> What you need to do
Copy out every record below, word for word.

> Dataset content
---
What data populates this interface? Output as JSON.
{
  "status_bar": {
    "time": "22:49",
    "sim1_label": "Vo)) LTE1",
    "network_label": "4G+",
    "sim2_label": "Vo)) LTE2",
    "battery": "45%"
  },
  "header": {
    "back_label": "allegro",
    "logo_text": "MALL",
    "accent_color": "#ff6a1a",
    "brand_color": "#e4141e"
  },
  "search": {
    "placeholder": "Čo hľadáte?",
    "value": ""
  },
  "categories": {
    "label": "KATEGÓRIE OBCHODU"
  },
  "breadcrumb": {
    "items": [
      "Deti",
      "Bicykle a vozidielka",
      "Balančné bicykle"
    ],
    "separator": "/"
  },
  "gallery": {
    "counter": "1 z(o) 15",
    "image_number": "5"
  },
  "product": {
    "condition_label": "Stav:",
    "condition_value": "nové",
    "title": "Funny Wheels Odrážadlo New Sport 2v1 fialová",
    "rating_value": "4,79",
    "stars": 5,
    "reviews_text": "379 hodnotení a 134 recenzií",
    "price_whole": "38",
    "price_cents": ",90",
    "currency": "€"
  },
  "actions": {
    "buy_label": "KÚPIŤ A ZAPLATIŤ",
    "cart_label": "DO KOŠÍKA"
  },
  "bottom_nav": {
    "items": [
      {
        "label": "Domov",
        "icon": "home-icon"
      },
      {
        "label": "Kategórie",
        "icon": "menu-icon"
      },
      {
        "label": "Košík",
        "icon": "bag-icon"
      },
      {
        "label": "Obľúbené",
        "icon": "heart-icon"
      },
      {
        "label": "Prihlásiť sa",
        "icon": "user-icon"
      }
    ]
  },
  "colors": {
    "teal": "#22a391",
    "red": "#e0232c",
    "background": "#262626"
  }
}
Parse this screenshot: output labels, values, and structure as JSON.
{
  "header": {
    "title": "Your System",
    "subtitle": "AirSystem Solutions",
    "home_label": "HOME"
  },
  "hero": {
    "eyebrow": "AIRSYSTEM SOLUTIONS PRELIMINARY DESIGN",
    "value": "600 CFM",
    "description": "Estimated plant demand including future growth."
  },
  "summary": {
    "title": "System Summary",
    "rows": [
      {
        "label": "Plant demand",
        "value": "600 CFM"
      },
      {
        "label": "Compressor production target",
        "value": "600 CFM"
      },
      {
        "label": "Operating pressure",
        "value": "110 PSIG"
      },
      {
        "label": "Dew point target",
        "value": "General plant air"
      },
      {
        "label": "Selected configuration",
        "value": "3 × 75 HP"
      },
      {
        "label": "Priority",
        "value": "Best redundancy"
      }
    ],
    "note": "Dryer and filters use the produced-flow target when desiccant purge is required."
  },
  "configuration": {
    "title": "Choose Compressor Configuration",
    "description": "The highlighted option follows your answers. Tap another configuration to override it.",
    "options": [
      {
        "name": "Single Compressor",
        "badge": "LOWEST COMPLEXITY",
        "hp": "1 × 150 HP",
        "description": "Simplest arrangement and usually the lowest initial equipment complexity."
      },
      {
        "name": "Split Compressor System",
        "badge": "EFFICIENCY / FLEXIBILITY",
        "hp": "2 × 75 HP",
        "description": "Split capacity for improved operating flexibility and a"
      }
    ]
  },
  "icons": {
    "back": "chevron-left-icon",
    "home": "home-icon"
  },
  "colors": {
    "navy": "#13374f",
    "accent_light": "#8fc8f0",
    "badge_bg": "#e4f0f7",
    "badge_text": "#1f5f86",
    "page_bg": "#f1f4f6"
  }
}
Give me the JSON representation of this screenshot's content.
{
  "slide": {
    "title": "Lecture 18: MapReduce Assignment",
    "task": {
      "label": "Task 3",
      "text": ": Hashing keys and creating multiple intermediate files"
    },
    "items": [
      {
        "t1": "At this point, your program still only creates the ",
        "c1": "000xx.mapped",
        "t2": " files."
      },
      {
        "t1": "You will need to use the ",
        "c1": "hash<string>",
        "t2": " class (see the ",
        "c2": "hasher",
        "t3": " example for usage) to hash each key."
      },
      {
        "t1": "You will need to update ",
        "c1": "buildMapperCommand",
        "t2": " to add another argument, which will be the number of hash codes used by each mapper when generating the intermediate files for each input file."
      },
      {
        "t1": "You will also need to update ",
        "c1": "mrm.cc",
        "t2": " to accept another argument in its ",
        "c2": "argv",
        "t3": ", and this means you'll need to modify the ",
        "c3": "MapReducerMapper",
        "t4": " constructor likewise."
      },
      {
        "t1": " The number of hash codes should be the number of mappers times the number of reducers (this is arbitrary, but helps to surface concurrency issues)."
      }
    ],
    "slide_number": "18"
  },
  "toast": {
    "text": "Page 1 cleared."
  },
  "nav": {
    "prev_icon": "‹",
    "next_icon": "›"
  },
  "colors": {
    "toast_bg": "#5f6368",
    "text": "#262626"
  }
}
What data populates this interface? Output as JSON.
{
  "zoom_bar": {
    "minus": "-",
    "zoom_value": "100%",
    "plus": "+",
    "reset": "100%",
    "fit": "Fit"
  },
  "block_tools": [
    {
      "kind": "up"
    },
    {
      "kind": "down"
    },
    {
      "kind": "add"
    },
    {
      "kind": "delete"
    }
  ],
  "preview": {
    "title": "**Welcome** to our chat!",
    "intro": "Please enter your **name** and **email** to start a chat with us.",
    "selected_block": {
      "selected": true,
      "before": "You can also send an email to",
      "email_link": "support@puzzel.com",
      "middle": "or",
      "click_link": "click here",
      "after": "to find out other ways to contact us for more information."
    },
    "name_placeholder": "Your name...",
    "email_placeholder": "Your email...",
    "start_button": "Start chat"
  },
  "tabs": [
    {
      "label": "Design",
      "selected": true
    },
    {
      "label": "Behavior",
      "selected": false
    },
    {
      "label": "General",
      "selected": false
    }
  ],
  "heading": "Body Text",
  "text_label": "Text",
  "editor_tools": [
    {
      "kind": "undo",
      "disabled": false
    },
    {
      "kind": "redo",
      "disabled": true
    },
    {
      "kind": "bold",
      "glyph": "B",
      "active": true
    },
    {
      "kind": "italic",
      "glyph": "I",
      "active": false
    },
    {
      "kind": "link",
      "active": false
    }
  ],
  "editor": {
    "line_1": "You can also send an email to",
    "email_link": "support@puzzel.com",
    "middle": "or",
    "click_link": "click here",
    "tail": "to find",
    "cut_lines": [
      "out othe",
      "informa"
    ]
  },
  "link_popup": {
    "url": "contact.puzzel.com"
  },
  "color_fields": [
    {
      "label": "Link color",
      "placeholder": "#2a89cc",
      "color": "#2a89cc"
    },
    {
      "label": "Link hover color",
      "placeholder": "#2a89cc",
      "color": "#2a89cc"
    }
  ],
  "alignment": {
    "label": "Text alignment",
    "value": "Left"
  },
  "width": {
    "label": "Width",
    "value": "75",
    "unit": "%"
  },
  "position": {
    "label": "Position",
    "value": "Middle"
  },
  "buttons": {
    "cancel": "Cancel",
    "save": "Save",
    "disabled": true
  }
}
---
> Expected output
What data populates this interface? Output as JSON.
{
  "status_bar": {
    "time": "22:49",
    "sim1_label": "Vo)) LTE1",
    "network_label": "4G+",
    "sim2_label": "Vo)) LTE2",
    "battery": "45%"
  },
  "header": {
    "back_label": "allegro",
    "logo_text": "MALL",
    "accent_color": "#ff6a1a",
    "brand_color": "#e4141e"
  },
  "search": {
    "placeholder": "Čo hľadáte?",
    "value": ""
  },
  "categories": {
    "label": "KATEGÓRIE OBCHODU"
  },
  "breadcrumb": {
    "items": [
      "Deti",
      "Bicykle a vozidielka",
      "Balančné bicykle"
    ],
    "separator": "/"
  },
  "gallery": {
    "counter": "1 z(o) 15",
    "image_number": "5"
  },
  "product": {
    "condition_label": "Stav:",
    "condition_value": "nové",
    "title": "Funny Wheels Odrážadlo New Sport 2v1 fialová",
    "rating_value": "4,79",
    "stars": 5,
    "reviews_text": "379 hodnotení a 134 recenzií",
    "price_whole": "38",
    "price_cents": ",90",
    "currency": "€"
  },
  "actions": {
    "buy_label": "KÚPIŤ A ZAPLATIŤ",
    "cart_label": "DO KOŠÍKA"
  },
  "bottom_nav": {
    "items": [
      {
        "label": "Domov",
        "icon": "home-icon"
      },
      {
        "label": "Kategórie",
        "icon": "menu-icon"
      },
      {
        "label": "Košík",
        "icon": "bag-icon"
      },
      {
        "label": "Obľúbené",
        "icon": "heart-icon"
      },
      {
        "label": "Prihlásiť sa",
        "icon": "user-icon"
      }
    ]
  },
  "colors": {
    "teal": "#22a391",
    "red": "#e0232c",
    "background": "#262626"
  }
}
Parse this screenshot: output labels, values, and structure as JSON.
{
  "header": {
    "title": "Your System",
    "subtitle": "AirSystem Solutions",
    "home_label": "HOME"
  },
  "hero": {
    "eyebrow": "AIRSYSTEM SOLUTIONS PRELIMINARY DESIGN",
    "value": "600 CFM",
    "description": "Estimated plant demand including future growth."
  },
  "summary": {
    "title": "System Summary",
    "rows": [
      {
        "label": "Plant demand",
        "value": "600 CFM"
      },
      {
        "label": "Compressor production target",
        "value": "600 CFM"
      },
      {
        "label": "Operating pressure",
        "value": "110 PSIG"
      },
      {
        "label": "Dew point target",
        "value": "General plant air"
      },
      {
        "label": "Selected configuration",
        "value": "3 × 75 HP"
      },
      {
        "label": "Priority",
        "value": "Best redundancy"
      }
    ],
    "note": "Dryer and filters use the produced-flow target when desiccant purge is required."
  },
  "configuration": {
    "title": "Choose Compressor Configuration",
    "description": "The highlighted option follows your answers. Tap another configuration to override it.",
    "options": [
      {
        "name": "Single Compressor",
        "badge": "LOWEST COMPLEXITY",
        "hp": "1 × 150 HP",
        "description": "Simplest arrangement and usually the lowest initial equipment complexity."
      },
      {
        "name": "Split Compressor System",
        "badge": "EFFICIENCY / FLEXIBILITY",
        "hp": "2 × 75 HP",
        "description": "Split capacity for improved operating flexibility and a"
      }
    ]
  },
  "icons": {
    "back": "chevron-left-icon",
    "home": "home-icon"
  },
  "colors": {
    "navy": "#13374f",
    "accent_light": "#8fc8f0",
    "badge_bg": "#e4f0f7",
    "badge_text": "#1f5f86",
    "page_bg": "#f1f4f6"
  }
}
Give me the JSON representation of this screenshot's content.
{
  "slide": {
    "title": "Lecture 18: MapReduce Assignment",
    "task": {
      "label": "Task 3",
      "text": ": Hashing keys and creating multiple intermediate files"
    },
    "items": [
      {
        "t1": "At this point, your program still only creates the ",
        "c1": "000xx.mapped",
        "t2": " files."
      },
      {
        "t1": "You will need to use the ",
        "c1": "hash<string>",
        "t2": " class (see the ",
        "c2": "hasher",
        "t3": " example for usage) to hash each key."
      },
      {
        "t1": "You will need to update ",
        "c1": "buildMapperCommand",
        "t2": " to add another argument, which will be the number of hash codes used by each mapper when generating the intermediate files for each input file."
      },
      {
        "t1": "You will also need to update ",
        "c1": "mrm.cc",
        "t2": " to accept another argument in its ",
        "c2": "argv",
        "t3": ", and this means you'll need to modify the ",
        "c3": "MapReducerMapper",
        "t4": " constructor likewise."
      },
      {
        "t1": " The number of hash codes should be the number of mappers times the number of reducers (this is arbitrary, but helps to surface concurrency issues)."
      }
    ],
    "slide_number": "18"
  },
  "toast": {
    "text": "Page 1 cleared."
  },
  "nav": {
    "prev_icon": "‹",
    "next_icon": "›"
  },
  "colors": {
    "toast_bg": "#5f6368",
    "text": "#262626"
  }
}
What data populates this interface? Output as JSON.
{
  "zoom_bar": {
    "minus": "-",
    "zoom_value": "100%",
    "plus": "+",
    "reset": "100%",
    "fit": "Fit"
  },
  "block_tools": [
    {
      "kind": "up"
    },
    {
      "kind": "down"
    },
    {
      "kind": "add"
    },
    {
      "kind": "delete"
    }
  ],
  "preview": {
    "title": "**Welcome** to our chat!",
    "intro": "Please enter your **name** and **email** to start a chat with us.",
    "selected_block": {
      "selected": true,
      "before": "You can also send an email to",
      "email_link": "support@puzzel.com",
      "middle": "or",
      "click_link": "click here",
      "after": "to find out other ways to contact us for more information."
    },
    "name_placeholder": "Your name...",
    "email_placeholder": "Your email...",
    "start_button": "Start chat"
  },
  "tabs": [
    {
      "label": "Design",
      "selected": true
    },
    {
      "label": "Behavior",
      "selected": false
    },
    {
      "label": "General",
      "selected": false
    }
  ],
  "heading": "Body Text",
  "text_label": "Text",
  "editor_tools": [
    {
      "kind": "undo",
      "disabled": false
    },
    {
      "kind": "redo",
      "disabled": true
    },
    {
      "kind": "bold",
      "glyph": "B",
      "active": true
    },
    {
      "kind": "italic",
      "glyph": "I",
      "active": false
    },
    {
      "kind": "link",
      "active": false
    }
  ],
  "editor": {
    "line_1": "You can also send an email to",
    "email_link": "support@puzzel.com",
    "middle": "or",
    "click_link": "click here",
    "tail": "to find",
    "cut_lines": [
      "out othe",
      "informa"
    ]
  },
  "link_popup": {
    "url": "contact.puzzel.com"
  },
  "color_fields": [
    {
      "label": "Link color",
      "placeholder": "#2a89cc",
      "color": "#2a89cc"
    },
    {
      "label": "Link hover color",
      "placeholder": "#2a89cc",
      "color": "#2a89cc"
    }
  ],
  "alignment": {
    "label": "Text alignment",
    "value": "Left"
  },
  "width": {
    "label": "Width",
    "value": "75",
    "unit": "%"
  },
  "position": {
    "label": "Position",
    "value": "Middle"
  },
  "buttons": {
    "cancel": "Cancel",
    "save": "Save",
    "disabled": true
  }
}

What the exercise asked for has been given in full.